=== TASK ===
All of the records listed below should be retyped exactly.

=== LISTING ===

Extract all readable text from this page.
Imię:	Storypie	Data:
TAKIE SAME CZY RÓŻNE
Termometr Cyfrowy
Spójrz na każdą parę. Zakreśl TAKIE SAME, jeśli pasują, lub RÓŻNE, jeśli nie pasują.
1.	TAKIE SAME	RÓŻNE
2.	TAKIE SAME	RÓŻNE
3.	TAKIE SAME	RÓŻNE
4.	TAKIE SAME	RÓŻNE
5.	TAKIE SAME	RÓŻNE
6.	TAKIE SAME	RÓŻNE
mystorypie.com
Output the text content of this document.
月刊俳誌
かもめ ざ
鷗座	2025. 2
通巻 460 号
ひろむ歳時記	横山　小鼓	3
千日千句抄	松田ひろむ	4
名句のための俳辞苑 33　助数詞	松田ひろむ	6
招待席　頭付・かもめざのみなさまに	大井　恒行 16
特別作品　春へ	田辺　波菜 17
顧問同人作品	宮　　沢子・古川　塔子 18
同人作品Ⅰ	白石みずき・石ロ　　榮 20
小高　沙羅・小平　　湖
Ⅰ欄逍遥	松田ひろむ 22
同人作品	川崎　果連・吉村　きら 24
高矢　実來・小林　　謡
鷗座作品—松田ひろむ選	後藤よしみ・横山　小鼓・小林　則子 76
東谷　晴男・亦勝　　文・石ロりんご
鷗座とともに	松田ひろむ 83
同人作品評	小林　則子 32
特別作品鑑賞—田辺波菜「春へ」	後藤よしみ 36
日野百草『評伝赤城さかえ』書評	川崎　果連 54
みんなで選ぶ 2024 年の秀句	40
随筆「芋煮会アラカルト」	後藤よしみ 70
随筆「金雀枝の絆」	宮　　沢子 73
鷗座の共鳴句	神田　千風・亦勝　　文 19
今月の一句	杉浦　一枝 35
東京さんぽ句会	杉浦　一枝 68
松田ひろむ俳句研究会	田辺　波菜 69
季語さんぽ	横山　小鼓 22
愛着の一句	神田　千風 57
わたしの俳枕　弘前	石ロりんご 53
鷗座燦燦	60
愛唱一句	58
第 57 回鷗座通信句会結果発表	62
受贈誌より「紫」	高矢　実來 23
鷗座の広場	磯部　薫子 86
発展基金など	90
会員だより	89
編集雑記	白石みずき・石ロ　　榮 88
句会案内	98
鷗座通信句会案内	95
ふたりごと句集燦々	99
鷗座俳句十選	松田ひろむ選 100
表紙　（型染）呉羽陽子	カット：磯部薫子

=== ANSWER TO THIS PROBLEM ===
Extract all readable text from this page.
Imię:	Storypie	Data:
TAKIE SAME CZY RÓŻNE
Termometr Cyfrowy
Spójrz na każdą parę. Zakreśl TAKIE SAME, jeśli pasują, lub RÓŻNE, jeśli nie pasują.
1.	TAKIE SAME	RÓŻNE
2.	TAKIE SAME	RÓŻNE
3.	TAKIE SAME	RÓŻNE
4.	TAKIE SAME	RÓŻNE
5.	TAKIE SAME	RÓŻNE
6.	TAKIE SAME	RÓŻNE
mystorypie.com
Output the text content of this document.
月刊俳誌
かもめ ざ
鷗座	2025. 2
通巻 460 号
ひろむ歳時記	横山　小鼓	3
千日千句抄	松田ひろむ	4
名句のための俳辞苑 33　助数詞	松田ひろむ	6
招待席　頭付・かもめざのみなさまに	大井　恒行 16
特別作品　春へ	田辺　波菜 17
顧問同人作品	宮　　沢子・古川　塔子 18
同人作品Ⅰ	白石みずき・石ロ　　榮 20
小高　沙羅・小平　　湖
Ⅰ欄逍遥	松田ひろむ 22
同人作品	川崎　果連・吉村　きら 24
高矢　実來・小林　　謡
鷗座作品—松田ひろむ選	後藤よしみ・横山　小鼓・小林　則子 76
東谷　晴男・亦勝　　文・石ロりんご
鷗座とともに	松田ひろむ 83
同人作品評	小林　則子 32
特別作品鑑賞—田辺波菜「春へ」	後藤よしみ 36
日野百草『評伝赤城さかえ』書評	川崎　果連 54
みんなで選ぶ 2024 年の秀句	40
随筆「芋煮会アラカルト」	後藤よしみ 70
随筆「金雀枝の絆」	宮　　沢子 73
鷗座の共鳴句	神田　千風・亦勝　　文 19
今月の一句	杉浦　一枝 35
東京さんぽ句会	杉浦　一枝 68
松田ひろむ俳句研究会	田辺　波菜 69
季語さんぽ	横山　小鼓 22
愛着の一句	神田　千風 57
わたしの俳枕　弘前	石ロりんご 53
鷗座燦燦	60
愛唱一句	58
第 57 回鷗座通信句会結果発表	62
受贈誌より「紫」	高矢　実來 23
鷗座の広場	磯部　薫子 86
発展基金など	90
会員だより	89
編集雑記	白石みずき・石ロ　　榮 88
句会案内	98
鷗座通信句会案内	95
ふたりごと句集燦々	99
鷗座俳句十選	松田ひろむ選 100
表紙　（型染）呉羽陽子	カット：磯部薫子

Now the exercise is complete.